* STATED EXERCISE
Locate every line in the records below that holds the word "structure" and return each one.

[Start DATASET ENTRIES]

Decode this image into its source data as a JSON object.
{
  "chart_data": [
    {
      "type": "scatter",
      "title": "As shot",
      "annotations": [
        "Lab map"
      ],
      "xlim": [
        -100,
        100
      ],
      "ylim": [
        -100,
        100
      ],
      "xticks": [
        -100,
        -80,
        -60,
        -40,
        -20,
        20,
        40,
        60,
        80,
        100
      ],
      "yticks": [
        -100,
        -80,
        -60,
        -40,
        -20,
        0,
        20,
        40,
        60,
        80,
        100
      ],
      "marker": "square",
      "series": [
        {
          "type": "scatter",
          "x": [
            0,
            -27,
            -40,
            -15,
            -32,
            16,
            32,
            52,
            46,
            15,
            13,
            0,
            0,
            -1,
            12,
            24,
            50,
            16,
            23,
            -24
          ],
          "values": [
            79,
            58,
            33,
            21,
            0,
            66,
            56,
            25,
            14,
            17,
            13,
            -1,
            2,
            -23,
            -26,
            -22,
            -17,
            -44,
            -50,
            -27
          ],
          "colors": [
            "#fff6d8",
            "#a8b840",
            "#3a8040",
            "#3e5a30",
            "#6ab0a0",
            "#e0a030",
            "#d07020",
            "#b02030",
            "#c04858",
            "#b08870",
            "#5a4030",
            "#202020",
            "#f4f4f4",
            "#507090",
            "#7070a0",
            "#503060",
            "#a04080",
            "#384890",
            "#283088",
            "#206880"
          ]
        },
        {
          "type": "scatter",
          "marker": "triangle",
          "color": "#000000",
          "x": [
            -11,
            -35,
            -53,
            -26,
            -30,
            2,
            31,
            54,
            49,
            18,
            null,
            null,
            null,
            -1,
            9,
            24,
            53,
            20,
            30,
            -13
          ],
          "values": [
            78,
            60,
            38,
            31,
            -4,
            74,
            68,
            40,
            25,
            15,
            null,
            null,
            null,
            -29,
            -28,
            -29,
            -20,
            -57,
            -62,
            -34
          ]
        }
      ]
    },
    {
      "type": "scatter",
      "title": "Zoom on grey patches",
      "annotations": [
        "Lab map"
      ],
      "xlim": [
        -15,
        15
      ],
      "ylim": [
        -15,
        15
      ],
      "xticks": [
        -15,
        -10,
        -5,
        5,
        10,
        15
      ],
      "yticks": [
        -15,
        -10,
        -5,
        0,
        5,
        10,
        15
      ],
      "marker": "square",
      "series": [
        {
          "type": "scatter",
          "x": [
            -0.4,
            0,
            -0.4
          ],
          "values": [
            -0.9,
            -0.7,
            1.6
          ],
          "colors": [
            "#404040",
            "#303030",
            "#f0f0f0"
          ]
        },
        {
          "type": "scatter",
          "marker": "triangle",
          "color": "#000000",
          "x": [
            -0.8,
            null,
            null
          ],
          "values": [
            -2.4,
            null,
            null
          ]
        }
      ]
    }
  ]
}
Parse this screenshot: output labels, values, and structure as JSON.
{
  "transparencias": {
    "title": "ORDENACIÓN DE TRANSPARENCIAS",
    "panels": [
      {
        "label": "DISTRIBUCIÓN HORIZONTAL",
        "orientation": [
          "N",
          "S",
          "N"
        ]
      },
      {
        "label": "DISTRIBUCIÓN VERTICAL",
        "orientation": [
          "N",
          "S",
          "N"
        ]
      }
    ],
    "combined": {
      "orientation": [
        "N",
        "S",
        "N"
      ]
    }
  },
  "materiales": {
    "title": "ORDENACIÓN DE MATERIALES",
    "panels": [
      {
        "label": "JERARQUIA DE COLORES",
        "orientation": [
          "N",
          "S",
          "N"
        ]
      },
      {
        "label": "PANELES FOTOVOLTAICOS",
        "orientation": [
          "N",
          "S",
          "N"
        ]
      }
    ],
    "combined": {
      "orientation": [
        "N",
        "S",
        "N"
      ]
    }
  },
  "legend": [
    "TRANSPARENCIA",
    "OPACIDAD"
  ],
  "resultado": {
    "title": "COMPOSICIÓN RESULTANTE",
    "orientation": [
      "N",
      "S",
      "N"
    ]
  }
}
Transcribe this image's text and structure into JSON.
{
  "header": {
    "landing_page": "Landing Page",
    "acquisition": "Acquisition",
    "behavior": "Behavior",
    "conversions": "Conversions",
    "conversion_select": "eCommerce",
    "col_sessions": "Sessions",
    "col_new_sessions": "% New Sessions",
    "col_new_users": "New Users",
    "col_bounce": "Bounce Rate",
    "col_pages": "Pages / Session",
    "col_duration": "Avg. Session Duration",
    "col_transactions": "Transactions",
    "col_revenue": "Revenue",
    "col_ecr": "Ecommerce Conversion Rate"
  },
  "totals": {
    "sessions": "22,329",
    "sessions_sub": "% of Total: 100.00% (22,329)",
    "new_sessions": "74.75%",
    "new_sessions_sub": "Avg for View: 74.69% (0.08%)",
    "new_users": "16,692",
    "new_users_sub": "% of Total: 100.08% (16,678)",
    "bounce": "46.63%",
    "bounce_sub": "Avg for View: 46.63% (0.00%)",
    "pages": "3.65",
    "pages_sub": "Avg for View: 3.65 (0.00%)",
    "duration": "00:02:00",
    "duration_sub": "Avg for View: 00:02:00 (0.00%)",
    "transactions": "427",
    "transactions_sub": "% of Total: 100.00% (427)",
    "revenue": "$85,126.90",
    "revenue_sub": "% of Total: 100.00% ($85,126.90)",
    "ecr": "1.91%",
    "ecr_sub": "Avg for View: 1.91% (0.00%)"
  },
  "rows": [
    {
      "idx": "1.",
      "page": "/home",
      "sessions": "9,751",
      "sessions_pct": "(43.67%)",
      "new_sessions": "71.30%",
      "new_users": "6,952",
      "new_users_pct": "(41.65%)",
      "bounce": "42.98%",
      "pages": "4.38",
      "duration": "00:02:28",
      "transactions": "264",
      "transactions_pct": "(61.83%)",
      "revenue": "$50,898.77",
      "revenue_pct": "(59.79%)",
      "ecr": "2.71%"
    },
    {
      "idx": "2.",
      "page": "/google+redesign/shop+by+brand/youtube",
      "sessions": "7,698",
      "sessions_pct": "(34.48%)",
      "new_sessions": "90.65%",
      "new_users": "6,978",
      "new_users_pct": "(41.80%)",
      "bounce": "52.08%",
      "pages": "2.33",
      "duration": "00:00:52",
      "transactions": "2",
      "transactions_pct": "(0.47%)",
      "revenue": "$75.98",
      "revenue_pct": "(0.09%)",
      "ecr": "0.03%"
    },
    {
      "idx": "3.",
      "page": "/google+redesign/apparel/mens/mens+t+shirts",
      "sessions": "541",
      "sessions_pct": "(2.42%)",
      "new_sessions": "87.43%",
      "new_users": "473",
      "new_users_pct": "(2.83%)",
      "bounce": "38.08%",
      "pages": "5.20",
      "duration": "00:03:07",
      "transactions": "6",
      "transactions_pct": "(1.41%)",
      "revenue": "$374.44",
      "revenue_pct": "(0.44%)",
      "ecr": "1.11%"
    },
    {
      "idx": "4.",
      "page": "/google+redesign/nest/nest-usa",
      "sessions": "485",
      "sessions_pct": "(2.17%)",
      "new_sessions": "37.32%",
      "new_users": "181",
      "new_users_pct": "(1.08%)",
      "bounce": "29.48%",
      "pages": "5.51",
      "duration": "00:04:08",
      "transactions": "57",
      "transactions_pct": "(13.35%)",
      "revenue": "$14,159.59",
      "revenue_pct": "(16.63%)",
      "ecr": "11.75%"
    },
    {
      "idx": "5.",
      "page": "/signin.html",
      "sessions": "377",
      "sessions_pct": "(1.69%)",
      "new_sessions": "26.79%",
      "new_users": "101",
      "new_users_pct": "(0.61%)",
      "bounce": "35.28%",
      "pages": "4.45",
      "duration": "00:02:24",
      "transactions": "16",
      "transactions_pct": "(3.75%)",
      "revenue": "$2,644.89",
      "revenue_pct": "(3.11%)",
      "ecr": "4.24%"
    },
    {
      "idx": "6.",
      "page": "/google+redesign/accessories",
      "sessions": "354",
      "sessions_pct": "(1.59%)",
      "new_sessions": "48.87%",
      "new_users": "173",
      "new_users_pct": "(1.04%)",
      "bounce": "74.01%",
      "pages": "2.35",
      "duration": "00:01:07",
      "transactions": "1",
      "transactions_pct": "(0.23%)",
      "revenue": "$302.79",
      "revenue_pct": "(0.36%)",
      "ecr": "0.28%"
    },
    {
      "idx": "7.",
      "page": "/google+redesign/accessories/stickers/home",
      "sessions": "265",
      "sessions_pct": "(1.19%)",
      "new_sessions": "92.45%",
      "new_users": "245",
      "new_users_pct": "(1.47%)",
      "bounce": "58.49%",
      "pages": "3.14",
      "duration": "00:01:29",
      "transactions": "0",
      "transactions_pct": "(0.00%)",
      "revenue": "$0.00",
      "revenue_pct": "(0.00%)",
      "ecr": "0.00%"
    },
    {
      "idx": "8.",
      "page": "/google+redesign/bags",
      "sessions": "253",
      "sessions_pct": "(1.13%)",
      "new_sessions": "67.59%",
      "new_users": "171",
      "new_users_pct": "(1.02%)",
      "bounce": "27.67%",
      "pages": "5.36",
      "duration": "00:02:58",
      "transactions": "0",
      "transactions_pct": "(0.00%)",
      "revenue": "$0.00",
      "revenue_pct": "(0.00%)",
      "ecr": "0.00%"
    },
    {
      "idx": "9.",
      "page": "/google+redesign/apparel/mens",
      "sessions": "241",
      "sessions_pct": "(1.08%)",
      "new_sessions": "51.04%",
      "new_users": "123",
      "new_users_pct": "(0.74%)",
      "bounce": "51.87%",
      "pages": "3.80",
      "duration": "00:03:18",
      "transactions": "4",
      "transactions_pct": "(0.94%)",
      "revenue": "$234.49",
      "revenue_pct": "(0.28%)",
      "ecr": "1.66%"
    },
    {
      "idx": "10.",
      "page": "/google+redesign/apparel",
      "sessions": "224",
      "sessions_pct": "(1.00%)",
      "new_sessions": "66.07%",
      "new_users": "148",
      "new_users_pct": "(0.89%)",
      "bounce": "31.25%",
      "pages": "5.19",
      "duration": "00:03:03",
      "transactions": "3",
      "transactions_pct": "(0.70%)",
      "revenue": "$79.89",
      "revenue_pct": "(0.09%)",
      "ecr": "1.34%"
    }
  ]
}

[End DATASET ENTRIES]

* RIGHT ANSWER
Parse this screenshot: output labels, values, and structure as JSON.
Transcribe this image's text and structure into JSON.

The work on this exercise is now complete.